(Material for the task)
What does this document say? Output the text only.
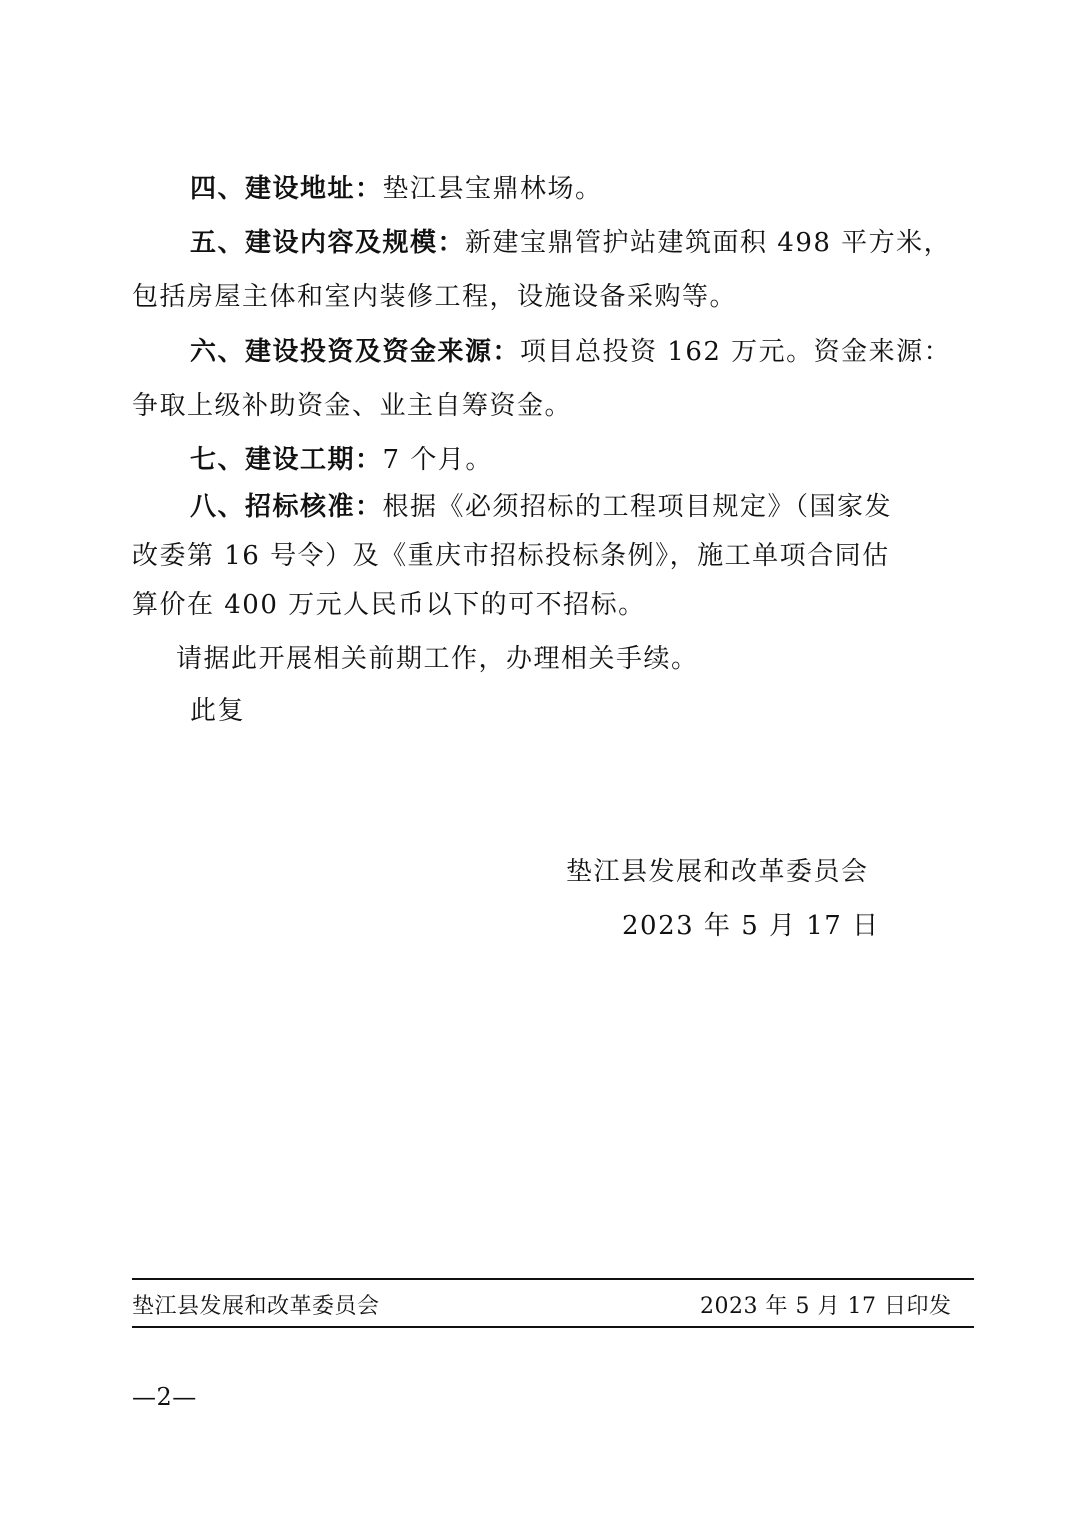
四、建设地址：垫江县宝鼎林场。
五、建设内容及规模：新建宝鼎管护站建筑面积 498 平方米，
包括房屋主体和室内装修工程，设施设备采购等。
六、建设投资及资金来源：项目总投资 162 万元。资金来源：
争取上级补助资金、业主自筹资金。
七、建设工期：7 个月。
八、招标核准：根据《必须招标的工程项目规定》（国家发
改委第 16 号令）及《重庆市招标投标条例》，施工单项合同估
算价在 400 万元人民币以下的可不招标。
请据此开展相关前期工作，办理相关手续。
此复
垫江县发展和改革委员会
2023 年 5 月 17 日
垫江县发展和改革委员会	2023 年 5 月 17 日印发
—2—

(Your goal)
Copy each line of the records precisely and drop any images they hold.

(Worked answer)
What does this document say? Output the text only.
四、建设地址：垫江县宝鼎林场。
五、建设内容及规模：新建宝鼎管护站建筑面积 498 平方米，
包括房屋主体和室内装修工程，设施设备采购等。
六、建设投资及资金来源：项目总投资 162 万元。资金来源：
争取上级补助资金、业主自筹资金。
七、建设工期：7 个月。
八、招标核准：根据《必须招标的工程项目规定》（国家发
改委第 16 号令）及《重庆市招标投标条例》，施工单项合同估
算价在 400 万元人民币以下的可不招标。
请据此开展相关前期工作，办理相关手续。
此复
垫江县发展和改革委员会
2023 年 5 月 17 日
垫江县发展和改革委员会	2023 年 5 月 17 日印发
—2—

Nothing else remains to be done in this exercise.